## Begin Data supplied

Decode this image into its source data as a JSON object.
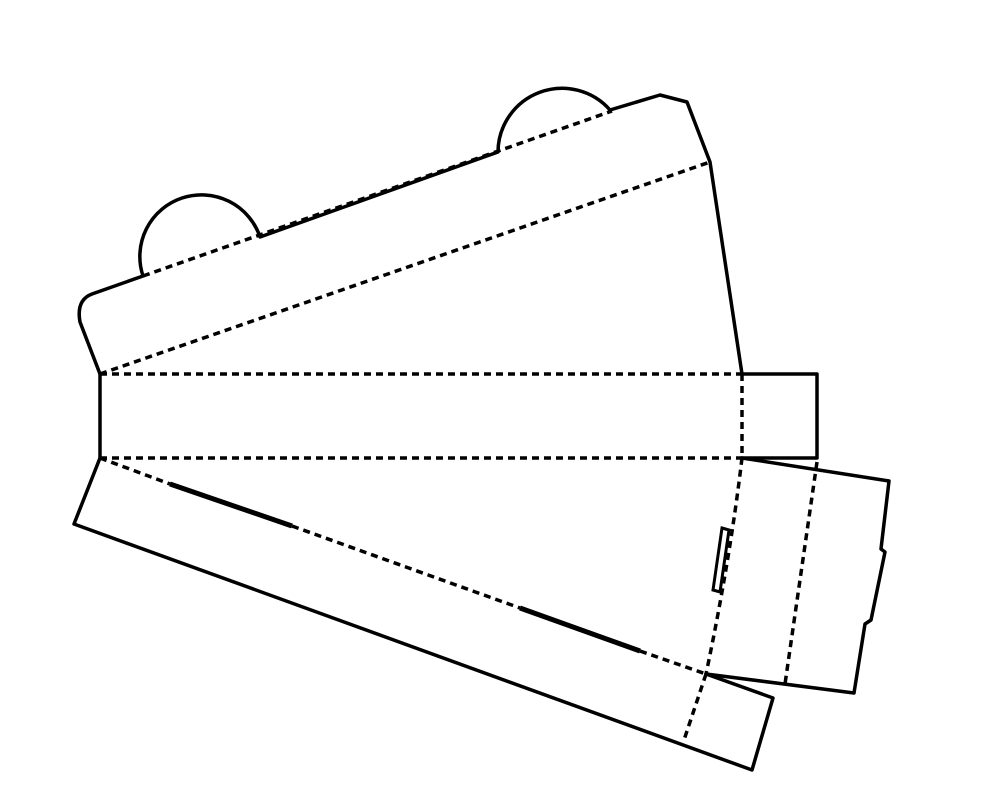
{
  "diagram": {
    "subject": "box-dieline",
    "cut_color": "#000000",
    "fold_color": "#000000",
    "background": "#ffffff",
    "line_styles": {
      "cut": "solid",
      "fold": "dashed"
    }
  }
}
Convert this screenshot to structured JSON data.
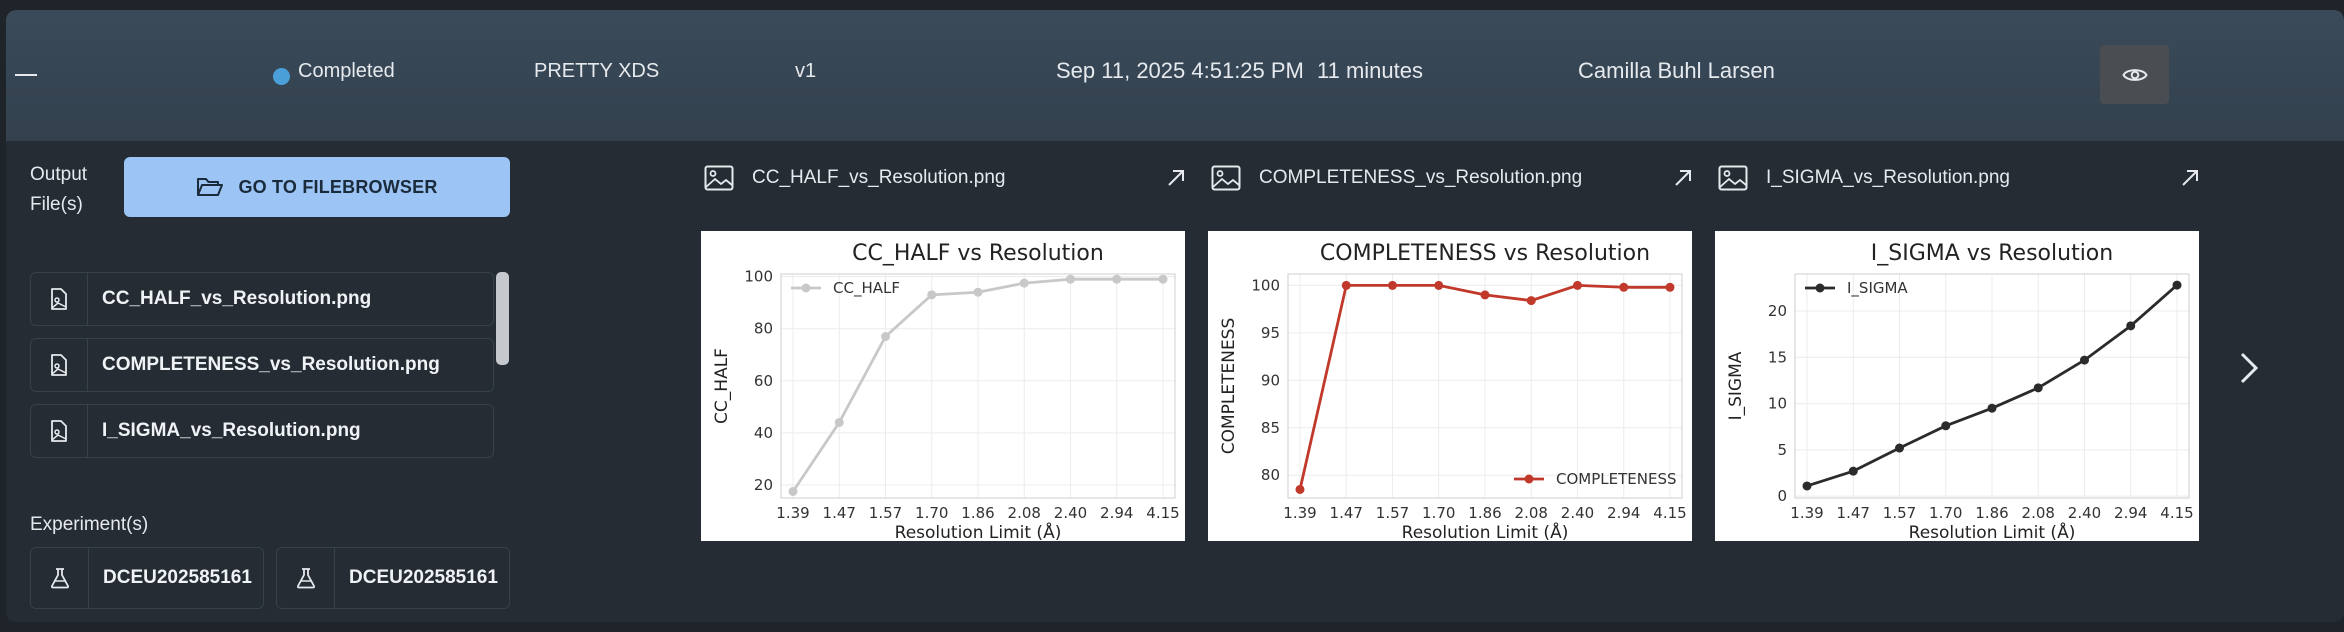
{
  "header": {
    "status": "Completed",
    "tool": "PRETTY XDS",
    "version": "v1",
    "datetime": "Sep 11, 2025 4:51:25 PM",
    "duration": "11 minutes",
    "user": "Camilla Buhl Larsen"
  },
  "left": {
    "output_label_line1": "Output",
    "output_label_line2": "File(s)",
    "filebrowser_label": "GO TO FILEBROWSER",
    "files": [
      "CC_HALF_vs_Resolution.png",
      "COMPLETENESS_vs_Resolution.png",
      "I_SIGMA_vs_Resolution.png"
    ],
    "experiments_label": "Experiment(s)",
    "experiments": [
      "DCEU202585161",
      "DCEU202585161"
    ]
  },
  "cards": [
    {
      "filename": "CC_HALF_vs_Resolution.png"
    },
    {
      "filename": "COMPLETENESS_vs_Resolution.png"
    },
    {
      "filename": "I_SIGMA_vs_Resolution.png"
    }
  ],
  "chart_data": [
    {
      "type": "line",
      "title": "CC_HALF vs Resolution",
      "xlabel": "Resolution Limit (Å)",
      "ylabel": "CC_HALF",
      "categories": [
        "1.39",
        "1.47",
        "1.57",
        "1.70",
        "1.86",
        "2.08",
        "2.40",
        "2.94",
        "4.15"
      ],
      "series": [
        {
          "name": "CC_HALF",
          "values": [
            17.5,
            44,
            77,
            93,
            94,
            97.5,
            99,
            99,
            99
          ],
          "color": "#c8c8c8"
        }
      ],
      "ylim": [
        15,
        101
      ],
      "yticks": [
        20,
        40,
        60,
        80,
        100
      ],
      "legend": "top-left",
      "grid": true
    },
    {
      "type": "line",
      "title": "COMPLETENESS vs Resolution",
      "xlabel": "Resolution Limit (Å)",
      "ylabel": "COMPLETENESS",
      "categories": [
        "1.39",
        "1.47",
        "1.57",
        "1.70",
        "1.86",
        "2.08",
        "2.40",
        "2.94",
        "4.15"
      ],
      "series": [
        {
          "name": "COMPLETENESS",
          "values": [
            78.5,
            100,
            100,
            100,
            99,
            98.4,
            100,
            99.8,
            99.8
          ],
          "color": "#c0392b"
        }
      ],
      "ylim": [
        77.6,
        101.2
      ],
      "yticks": [
        80,
        85,
        90,
        95,
        100
      ],
      "legend": "bottom-right",
      "grid": true
    },
    {
      "type": "line",
      "title": "I_SIGMA vs Resolution",
      "xlabel": "Resolution Limit (Å)",
      "ylabel": "I_SIGMA",
      "categories": [
        "1.39",
        "1.47",
        "1.57",
        "1.70",
        "1.86",
        "2.08",
        "2.40",
        "2.94",
        "4.15"
      ],
      "series": [
        {
          "name": "I_SIGMA",
          "values": [
            1.1,
            2.7,
            5.2,
            7.6,
            9.5,
            11.7,
            14.7,
            18.4,
            22.8
          ],
          "color": "#2b2b2b"
        }
      ],
      "ylim": [
        -0.2,
        24
      ],
      "yticks": [
        0,
        5,
        10,
        15,
        20
      ],
      "legend": "top-left",
      "grid": true
    }
  ]
}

## End Data supplied

▶ Requirements
Exclude the pictures. Write out the remaining data exactly.

▶ Complete answer
Decode this image into its source data as a JSON object.
{
  "diagram": {
    "subject": "box-dieline",
    "cut_color": "#000000",
    "fold_color": "#000000",
    "background": "#ffffff",
    "line_styles": {
      "cut": "solid",
      "fold": "dashed"
    }
  }
}
Convert this screenshot to structured JSON data.
{
  "header": {
    "status": "Completed",
    "tool": "PRETTY XDS",
    "version": "v1",
    "datetime": "Sep 11, 2025 4:51:25 PM",
    "duration": "11 minutes",
    "user": "Camilla Buhl Larsen"
  },
  "left": {
    "output_label_line1": "Output",
    "output_label_line2": "File(s)",
    "filebrowser_label": "GO TO FILEBROWSER",
    "files": [
      "CC_HALF_vs_Resolution.png",
      "COMPLETENESS_vs_Resolution.png",
      "I_SIGMA_vs_Resolution.png"
    ],
    "experiments_label": "Experiment(s)",
    "experiments": [
      "DCEU202585161",
      "DCEU202585161"
    ]
  },
  "cards": [
    {
      "filename": "CC_HALF_vs_Resolution.png"
    },
    {
      "filename": "COMPLETENESS_vs_Resolution.png"
    },
    {
      "filename": "I_SIGMA_vs_Resolution.png"
    }
  ],
  "chart_data": [
    {
      "type": "line",
      "title": "CC_HALF vs Resolution",
      "xlabel": "Resolution Limit (Å)",
      "ylabel": "CC_HALF",
      "categories": [
        "1.39",
        "1.47",
        "1.57",
        "1.70",
        "1.86",
        "2.08",
        "2.40",
        "2.94",
        "4.15"
      ],
      "series": [
        {
          "name": "CC_HALF",
          "values": [
            17.5,
            44,
            77,
            93,
            94,
            97.5,
            99,
            99,
            99
          ],
          "color": "#c8c8c8"
        }
      ],
      "ylim": [
        15,
        101
      ],
      "yticks": [
        20,
        40,
        60,
        80,
        100
      ],
      "legend": "top-left",
      "grid": true
    },
    {
      "type": "line",
      "title": "COMPLETENESS vs Resolution",
      "xlabel": "Resolution Limit (Å)",
      "ylabel": "COMPLETENESS",
      "categories": [
        "1.39",
        "1.47",
        "1.57",
        "1.70",
        "1.86",
        "2.08",
        "2.40",
        "2.94",
        "4.15"
      ],
      "series": [
        {
          "name": "COMPLETENESS",
          "values": [
            78.5,
            100,
            100,
            100,
            99,
            98.4,
            100,
            99.8,
            99.8
          ],
          "color": "#c0392b"
        }
      ],
      "ylim": [
        77.6,
        101.2
      ],
      "yticks": [
        80,
        85,
        90,
        95,
        100
      ],
      "legend": "bottom-right",
      "grid": true
    },
    {
      "type": "line",
      "title": "I_SIGMA vs Resolution",
      "xlabel": "Resolution Limit (Å)",
      "ylabel": "I_SIGMA",
      "categories": [
        "1.39",
        "1.47",
        "1.57",
        "1.70",
        "1.86",
        "2.08",
        "2.40",
        "2.94",
        "4.15"
      ],
      "series": [
        {
          "name": "I_SIGMA",
          "values": [
            1.1,
            2.7,
            5.2,
            7.6,
            9.5,
            11.7,
            14.7,
            18.4,
            22.8
          ],
          "color": "#2b2b2b"
        }
      ],
      "ylim": [
        -0.2,
        24
      ],
      "yticks": [
        0,
        5,
        10,
        15,
        20
      ],
      "legend": "top-left",
      "grid": true
    }
  ]
}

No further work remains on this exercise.